## SET EXERCISE
Convert the rows from the first one through the one containing "candle-down[interactable] (284, 339, 291, 364)", both included, into a Markdown table with the columns Number and Entry, skipping any blank lines.
[BEGIN DATA PROVIDED]
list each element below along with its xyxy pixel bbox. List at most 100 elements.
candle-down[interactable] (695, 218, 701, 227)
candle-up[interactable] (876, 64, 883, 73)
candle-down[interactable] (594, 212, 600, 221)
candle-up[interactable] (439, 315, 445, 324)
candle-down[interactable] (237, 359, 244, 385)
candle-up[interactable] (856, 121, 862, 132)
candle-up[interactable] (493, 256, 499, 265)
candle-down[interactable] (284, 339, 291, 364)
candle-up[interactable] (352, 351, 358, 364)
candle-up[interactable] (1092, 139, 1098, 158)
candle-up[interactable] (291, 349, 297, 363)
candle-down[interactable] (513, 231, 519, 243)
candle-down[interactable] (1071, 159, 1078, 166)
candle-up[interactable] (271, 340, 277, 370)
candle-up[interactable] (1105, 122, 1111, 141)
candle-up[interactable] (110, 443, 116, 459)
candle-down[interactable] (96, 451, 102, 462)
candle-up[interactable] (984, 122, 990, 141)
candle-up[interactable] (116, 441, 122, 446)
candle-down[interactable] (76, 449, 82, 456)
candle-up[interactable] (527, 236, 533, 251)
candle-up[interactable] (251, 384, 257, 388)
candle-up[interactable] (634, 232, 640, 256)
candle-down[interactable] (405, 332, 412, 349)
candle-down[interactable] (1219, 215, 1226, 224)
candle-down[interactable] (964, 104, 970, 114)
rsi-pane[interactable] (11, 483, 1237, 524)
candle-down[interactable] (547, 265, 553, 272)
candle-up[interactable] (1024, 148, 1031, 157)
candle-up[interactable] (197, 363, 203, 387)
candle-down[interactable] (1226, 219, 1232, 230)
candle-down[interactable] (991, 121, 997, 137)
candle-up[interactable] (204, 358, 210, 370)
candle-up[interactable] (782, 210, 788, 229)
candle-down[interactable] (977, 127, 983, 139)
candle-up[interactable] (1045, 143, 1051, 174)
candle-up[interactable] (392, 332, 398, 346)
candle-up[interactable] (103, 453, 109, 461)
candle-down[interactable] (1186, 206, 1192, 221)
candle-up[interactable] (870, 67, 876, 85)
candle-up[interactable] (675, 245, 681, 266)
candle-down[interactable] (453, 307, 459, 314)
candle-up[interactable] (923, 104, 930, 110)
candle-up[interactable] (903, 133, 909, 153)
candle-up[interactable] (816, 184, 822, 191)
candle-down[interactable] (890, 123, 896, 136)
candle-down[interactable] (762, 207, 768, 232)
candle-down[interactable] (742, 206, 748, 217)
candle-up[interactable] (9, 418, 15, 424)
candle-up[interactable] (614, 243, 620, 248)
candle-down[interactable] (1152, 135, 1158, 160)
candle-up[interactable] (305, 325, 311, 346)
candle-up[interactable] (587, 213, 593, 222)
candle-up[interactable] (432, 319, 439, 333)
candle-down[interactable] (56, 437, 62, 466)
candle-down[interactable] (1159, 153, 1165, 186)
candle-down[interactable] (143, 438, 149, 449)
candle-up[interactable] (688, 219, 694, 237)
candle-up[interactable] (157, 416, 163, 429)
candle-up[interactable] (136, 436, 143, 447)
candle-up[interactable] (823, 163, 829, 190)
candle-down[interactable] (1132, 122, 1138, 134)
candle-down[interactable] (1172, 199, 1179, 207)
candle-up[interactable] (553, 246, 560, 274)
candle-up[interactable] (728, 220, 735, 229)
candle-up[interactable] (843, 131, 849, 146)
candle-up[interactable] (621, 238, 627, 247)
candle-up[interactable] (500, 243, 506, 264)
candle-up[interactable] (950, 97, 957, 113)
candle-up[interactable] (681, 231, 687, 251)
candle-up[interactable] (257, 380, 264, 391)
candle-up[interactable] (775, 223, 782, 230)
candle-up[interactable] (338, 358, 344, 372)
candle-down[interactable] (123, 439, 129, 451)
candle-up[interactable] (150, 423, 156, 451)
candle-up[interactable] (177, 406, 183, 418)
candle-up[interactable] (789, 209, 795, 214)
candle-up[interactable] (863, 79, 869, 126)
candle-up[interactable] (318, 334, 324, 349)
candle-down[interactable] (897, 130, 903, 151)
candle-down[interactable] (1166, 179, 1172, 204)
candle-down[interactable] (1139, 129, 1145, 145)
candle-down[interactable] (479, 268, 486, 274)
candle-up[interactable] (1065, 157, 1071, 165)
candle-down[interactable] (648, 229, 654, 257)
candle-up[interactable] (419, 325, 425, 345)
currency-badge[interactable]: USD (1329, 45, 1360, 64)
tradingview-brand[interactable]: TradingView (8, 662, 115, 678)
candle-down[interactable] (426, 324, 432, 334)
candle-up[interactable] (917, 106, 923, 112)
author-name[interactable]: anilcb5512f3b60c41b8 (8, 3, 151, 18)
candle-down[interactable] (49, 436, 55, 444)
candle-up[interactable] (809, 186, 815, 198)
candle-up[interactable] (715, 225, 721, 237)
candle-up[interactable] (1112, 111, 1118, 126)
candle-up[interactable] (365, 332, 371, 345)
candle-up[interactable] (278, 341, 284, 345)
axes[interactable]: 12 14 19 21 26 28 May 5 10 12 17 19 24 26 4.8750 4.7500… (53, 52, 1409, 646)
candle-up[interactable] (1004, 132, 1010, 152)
[END DATA PROVIDED]
## RESULT FOR THIS EXERCISE
| Number | Entry |
|---|---|
| 1 | list each element below along with its xyxy pixel bbox. List at most 100 elements. |
| 2 | candle-down[interactable] (695, 218, 701, 227) |
| 3 | candle-up[interactable] (876, 64, 883, 73) |
| 4 | candle-down[interactable] (594, 212, 600, 221) |
| 5 | candle-up[interactable] (439, 315, 445, 324) |
| 6 | candle-down[interactable] (237, 359, 244, 385) |
| 7 | candle-up[interactable] (856, 121, 862, 132) |
| 8 | candle-up[interactable] (493, 256, 499, 265) |
| 9 | candle-down[interactable] (284, 339, 291, 364) |